[[ Text shown, beginning ]]
The hazards of smoking for women are far greater than previous studies have suggested, but stopping smoking has bigger benefits than previously thought, reported researchers with Oxford University.

Two-thirds of all deaths of smokers in their 50s, 60s, and 70s can be ascribed to smoking, the results indicated, since most of the difference between smokers and non-smokers comes from smoking-related diseases such as lung cancer, chronic lung disease, heart disease and stroke.

Stopping smoking around age 30 is even more beneficial than stopping at age 40: It allows women to avoid 97% of the increased risk of premature death due to cigarettes, according to the study.

"Both in the U.K. and the U.S.A., women born around 1940 were the first generation in which many smoked substantial numbers of cigarettes throughout adult life," Sir Richard Peto, an Oxford professor and one of the study’s lead authors, said in a news release. "Hence, only in the 21st century could we observe directly the full effects of prolonged smoking, and of prolonged cessation, on premature mortality among women."

Peto said male or female smokers who "stop before reaching middle age will on average gain about an extra 10 years of life."
[[ Text shown, end ]]
[[ Data extracts, beginning ]]
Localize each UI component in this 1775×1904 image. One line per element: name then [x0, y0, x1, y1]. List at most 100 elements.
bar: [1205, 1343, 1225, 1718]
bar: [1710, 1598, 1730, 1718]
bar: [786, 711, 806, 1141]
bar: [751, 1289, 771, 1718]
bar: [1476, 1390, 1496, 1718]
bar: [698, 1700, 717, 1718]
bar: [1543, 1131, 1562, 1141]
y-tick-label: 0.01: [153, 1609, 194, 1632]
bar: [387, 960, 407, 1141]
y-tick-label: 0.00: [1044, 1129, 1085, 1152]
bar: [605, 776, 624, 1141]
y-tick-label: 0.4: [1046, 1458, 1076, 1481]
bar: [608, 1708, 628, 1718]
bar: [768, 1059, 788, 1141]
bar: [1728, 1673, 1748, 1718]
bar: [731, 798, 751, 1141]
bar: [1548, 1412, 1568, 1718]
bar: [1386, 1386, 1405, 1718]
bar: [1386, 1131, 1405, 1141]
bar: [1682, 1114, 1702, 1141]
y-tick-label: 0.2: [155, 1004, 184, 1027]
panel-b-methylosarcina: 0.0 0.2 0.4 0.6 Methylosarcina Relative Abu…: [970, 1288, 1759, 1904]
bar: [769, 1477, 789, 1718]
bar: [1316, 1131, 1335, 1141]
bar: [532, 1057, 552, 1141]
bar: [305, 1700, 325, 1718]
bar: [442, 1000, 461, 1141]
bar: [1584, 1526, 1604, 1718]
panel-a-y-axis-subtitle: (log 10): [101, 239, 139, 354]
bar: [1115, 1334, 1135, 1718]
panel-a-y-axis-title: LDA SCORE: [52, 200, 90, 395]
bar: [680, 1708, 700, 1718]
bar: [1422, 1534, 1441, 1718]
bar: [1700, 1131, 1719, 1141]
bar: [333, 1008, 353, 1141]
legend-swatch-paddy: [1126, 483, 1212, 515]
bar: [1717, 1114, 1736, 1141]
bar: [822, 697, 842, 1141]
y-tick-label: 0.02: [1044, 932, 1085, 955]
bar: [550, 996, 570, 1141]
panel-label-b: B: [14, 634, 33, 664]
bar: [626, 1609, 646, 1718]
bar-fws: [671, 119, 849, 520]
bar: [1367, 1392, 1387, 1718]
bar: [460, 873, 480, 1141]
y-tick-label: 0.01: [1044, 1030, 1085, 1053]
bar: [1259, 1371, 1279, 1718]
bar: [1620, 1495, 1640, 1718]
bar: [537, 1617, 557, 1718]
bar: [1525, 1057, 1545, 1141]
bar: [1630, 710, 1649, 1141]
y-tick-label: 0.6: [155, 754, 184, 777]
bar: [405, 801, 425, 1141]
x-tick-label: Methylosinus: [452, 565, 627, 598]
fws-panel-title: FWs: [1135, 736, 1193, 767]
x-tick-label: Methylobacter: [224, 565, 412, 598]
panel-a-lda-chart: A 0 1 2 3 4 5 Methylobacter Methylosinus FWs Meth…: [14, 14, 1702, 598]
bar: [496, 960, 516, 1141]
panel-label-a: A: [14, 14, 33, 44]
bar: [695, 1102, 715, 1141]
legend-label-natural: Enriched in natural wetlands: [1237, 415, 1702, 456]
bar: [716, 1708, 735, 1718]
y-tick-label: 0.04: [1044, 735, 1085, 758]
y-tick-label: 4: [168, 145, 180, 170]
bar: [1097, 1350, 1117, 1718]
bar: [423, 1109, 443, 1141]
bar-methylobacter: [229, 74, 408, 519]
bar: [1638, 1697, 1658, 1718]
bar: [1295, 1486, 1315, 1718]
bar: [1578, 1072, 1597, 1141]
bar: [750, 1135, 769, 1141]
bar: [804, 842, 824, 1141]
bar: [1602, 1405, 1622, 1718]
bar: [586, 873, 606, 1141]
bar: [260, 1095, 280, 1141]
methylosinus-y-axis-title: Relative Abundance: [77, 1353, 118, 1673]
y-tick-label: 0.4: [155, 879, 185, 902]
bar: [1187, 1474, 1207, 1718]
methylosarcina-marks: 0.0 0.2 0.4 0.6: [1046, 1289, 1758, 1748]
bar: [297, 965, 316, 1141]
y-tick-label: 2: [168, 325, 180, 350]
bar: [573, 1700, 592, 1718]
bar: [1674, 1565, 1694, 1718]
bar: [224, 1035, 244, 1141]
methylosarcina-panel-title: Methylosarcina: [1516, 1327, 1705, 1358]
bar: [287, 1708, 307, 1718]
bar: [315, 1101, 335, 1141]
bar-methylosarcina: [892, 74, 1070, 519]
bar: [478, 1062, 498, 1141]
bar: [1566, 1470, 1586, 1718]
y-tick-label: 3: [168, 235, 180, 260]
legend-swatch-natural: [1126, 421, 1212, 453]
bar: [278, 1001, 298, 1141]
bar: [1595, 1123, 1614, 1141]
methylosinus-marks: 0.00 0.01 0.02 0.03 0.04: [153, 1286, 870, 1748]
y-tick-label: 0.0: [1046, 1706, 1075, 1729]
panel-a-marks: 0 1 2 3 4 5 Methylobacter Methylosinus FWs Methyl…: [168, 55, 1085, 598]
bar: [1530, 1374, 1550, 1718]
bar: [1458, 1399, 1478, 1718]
[[ Data extracts, end ]]
- **Work to complete**:
[A] Write out the passage on women and smoking between "The hazards of" and "to the study.", inclusive.
[B] In the passage on women and smoking, what share of the increased risk of premature death from cigarettes do women avoid by stopping smoking around age 30?
[C] Proceed with the passage on women and smoking, beginning after its final sentence.

- **Answers to the problems**:
[A]
The hazards of smoking for women are far greater than previous studies have suggested, but stopping smoking has bigger benefits than previously thought, reported researchers with Oxford University.

Two-thirds of all deaths of smokers in their 50s, 60s, and 70s can be ascribed to smoking, the results indicated, since most of the difference between smokers and non-smokers comes from smoking-related diseases such as lung cancer, chronic lung disease, heart disease and stroke.

Stopping smoking around age 30 is even more beneficial than stopping at age 40: It allows women to avoid 97% of the increased risk of premature death due to cigarettes, according to the study.

[B] 97%

[C]
The Million Women Study recruited 1.3 million women ages 50 to 65 in the years from 1996 to 2001. Participants completed a questionnaire about their lifestyle, medical and social factors, and took another survey three years later. The researchers used British National Health Service records to track any deaths of participants, and the cause of death, over an average of 12 years from the time the women first joined the study.

At the start of the study, 20% of the study participants were smokers, 28% were ex-smokers, and 52% never had smoked. The researchers found that those women who were still smokers when surveyed three years later were nearly three times as likely as non-smokers to die over the next nine years.

The researchers also showed that risks among smokers increased steeply with the amount smoked. Even for light smokers having between one and nine cigarettes a day, death rates were double those for non-smokers.

The study appeared Oct. 27 on the website of The Lancet. The study abstract is available at www.thelancet.com/journals/lancet/article/PIIS0140-6736%2812%2961720-6/fulltext.